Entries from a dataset
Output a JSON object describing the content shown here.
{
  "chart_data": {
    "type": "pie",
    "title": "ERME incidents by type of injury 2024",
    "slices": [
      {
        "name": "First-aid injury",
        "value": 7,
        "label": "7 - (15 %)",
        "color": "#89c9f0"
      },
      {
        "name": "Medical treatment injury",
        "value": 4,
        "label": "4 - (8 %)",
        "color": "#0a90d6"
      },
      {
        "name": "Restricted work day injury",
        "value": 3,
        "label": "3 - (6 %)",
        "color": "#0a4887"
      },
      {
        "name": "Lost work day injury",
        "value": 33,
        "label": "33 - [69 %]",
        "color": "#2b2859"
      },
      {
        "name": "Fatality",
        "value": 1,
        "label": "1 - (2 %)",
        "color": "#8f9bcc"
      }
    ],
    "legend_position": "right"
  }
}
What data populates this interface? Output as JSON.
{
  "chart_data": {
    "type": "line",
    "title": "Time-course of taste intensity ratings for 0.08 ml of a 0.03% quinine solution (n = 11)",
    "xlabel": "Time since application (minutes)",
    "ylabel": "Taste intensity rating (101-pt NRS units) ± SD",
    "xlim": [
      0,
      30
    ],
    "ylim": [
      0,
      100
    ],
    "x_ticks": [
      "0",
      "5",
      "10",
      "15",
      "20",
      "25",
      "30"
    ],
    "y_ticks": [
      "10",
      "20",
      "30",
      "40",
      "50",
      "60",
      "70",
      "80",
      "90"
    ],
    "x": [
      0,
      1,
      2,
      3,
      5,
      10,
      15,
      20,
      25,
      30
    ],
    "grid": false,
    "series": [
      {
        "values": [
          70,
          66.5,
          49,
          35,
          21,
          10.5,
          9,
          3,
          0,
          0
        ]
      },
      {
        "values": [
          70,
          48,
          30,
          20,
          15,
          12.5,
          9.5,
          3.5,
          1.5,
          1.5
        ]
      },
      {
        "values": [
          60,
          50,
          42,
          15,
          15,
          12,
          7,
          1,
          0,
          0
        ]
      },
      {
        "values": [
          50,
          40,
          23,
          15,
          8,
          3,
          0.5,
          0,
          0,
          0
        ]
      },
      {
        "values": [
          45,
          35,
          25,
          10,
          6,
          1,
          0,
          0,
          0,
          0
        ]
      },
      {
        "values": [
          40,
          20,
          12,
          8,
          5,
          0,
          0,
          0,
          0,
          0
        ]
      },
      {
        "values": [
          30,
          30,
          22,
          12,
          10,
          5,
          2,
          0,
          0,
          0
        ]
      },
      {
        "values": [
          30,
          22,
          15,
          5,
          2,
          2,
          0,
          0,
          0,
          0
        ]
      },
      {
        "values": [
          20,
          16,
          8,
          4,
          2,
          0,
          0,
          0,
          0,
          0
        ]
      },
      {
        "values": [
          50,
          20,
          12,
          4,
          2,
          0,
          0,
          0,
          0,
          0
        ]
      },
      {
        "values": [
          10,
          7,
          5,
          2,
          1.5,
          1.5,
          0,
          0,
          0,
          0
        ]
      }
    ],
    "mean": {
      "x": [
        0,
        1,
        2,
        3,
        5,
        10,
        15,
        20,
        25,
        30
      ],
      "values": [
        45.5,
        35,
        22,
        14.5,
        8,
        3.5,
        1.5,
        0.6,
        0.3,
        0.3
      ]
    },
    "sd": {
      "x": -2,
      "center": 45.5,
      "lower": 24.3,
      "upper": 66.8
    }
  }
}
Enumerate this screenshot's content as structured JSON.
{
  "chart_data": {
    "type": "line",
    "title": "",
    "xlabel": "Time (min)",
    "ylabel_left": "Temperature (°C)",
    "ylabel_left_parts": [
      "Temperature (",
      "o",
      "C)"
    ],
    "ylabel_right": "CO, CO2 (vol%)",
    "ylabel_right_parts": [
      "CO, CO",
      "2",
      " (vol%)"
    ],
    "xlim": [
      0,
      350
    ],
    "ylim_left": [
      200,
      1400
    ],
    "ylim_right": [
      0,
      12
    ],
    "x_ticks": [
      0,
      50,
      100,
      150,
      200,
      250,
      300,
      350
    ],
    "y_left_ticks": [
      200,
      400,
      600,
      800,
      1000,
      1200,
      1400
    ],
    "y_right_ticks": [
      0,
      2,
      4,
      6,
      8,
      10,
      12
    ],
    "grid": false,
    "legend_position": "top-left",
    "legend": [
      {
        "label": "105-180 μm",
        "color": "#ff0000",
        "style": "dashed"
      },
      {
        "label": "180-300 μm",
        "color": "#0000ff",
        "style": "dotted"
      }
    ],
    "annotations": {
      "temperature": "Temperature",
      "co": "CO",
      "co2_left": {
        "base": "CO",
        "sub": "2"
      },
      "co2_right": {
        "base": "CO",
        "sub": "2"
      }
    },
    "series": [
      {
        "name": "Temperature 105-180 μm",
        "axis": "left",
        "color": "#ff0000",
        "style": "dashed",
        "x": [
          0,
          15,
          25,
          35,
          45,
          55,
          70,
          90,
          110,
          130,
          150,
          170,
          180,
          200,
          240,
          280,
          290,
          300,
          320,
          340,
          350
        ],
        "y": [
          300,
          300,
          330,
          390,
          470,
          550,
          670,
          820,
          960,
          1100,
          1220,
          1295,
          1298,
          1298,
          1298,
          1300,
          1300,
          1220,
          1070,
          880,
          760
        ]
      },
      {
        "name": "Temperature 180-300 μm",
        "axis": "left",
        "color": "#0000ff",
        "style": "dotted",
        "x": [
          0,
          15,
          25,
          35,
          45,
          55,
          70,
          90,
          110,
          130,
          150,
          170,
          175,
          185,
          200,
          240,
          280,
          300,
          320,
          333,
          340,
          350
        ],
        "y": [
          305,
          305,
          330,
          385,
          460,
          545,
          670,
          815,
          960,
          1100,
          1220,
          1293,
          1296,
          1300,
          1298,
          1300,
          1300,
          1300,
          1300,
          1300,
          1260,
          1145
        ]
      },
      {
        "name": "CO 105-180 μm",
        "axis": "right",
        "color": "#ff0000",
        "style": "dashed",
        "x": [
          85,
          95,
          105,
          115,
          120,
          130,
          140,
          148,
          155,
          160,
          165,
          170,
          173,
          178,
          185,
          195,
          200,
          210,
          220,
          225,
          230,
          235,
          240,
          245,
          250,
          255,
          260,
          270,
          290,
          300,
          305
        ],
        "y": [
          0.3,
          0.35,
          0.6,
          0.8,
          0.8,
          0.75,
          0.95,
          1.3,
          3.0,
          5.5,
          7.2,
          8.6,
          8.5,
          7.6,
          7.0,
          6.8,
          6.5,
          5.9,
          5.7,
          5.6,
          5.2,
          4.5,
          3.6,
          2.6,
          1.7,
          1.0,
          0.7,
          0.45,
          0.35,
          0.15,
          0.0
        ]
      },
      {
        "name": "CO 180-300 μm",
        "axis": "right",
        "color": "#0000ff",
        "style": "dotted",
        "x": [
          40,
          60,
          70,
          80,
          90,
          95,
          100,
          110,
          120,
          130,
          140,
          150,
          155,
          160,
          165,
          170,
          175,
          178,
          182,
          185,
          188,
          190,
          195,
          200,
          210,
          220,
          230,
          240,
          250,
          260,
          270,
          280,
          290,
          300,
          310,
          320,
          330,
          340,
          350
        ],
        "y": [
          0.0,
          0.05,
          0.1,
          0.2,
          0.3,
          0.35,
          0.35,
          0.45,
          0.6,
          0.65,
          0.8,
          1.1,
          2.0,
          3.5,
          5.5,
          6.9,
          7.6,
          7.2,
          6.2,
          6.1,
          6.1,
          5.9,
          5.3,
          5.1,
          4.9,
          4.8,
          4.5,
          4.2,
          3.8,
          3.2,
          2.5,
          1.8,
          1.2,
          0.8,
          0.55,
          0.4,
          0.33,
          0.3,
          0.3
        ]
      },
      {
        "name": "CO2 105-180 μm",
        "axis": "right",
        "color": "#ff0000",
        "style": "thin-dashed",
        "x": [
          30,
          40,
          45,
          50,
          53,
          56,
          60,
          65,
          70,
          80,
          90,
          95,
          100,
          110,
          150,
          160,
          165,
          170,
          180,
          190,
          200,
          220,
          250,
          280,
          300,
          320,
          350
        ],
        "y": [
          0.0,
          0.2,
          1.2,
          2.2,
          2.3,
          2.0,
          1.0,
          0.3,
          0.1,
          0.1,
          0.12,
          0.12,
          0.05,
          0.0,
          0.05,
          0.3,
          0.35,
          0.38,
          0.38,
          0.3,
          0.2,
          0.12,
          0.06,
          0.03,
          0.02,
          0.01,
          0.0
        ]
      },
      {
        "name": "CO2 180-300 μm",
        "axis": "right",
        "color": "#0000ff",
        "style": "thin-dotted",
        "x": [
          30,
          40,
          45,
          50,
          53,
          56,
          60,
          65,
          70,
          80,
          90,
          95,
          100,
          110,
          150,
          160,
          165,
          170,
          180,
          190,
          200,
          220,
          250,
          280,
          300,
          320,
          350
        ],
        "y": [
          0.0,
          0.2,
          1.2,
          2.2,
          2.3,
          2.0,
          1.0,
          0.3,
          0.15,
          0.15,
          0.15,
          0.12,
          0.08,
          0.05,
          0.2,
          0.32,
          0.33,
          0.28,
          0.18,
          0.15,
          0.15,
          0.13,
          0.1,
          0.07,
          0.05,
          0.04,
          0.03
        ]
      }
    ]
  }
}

Requirements -
List each line of the records that holds the string "dotted".

Output for this exercise -
        "style": "dotted"
        "style": "dotted",
        "style": "dotted",
        "style": "thin-dotted",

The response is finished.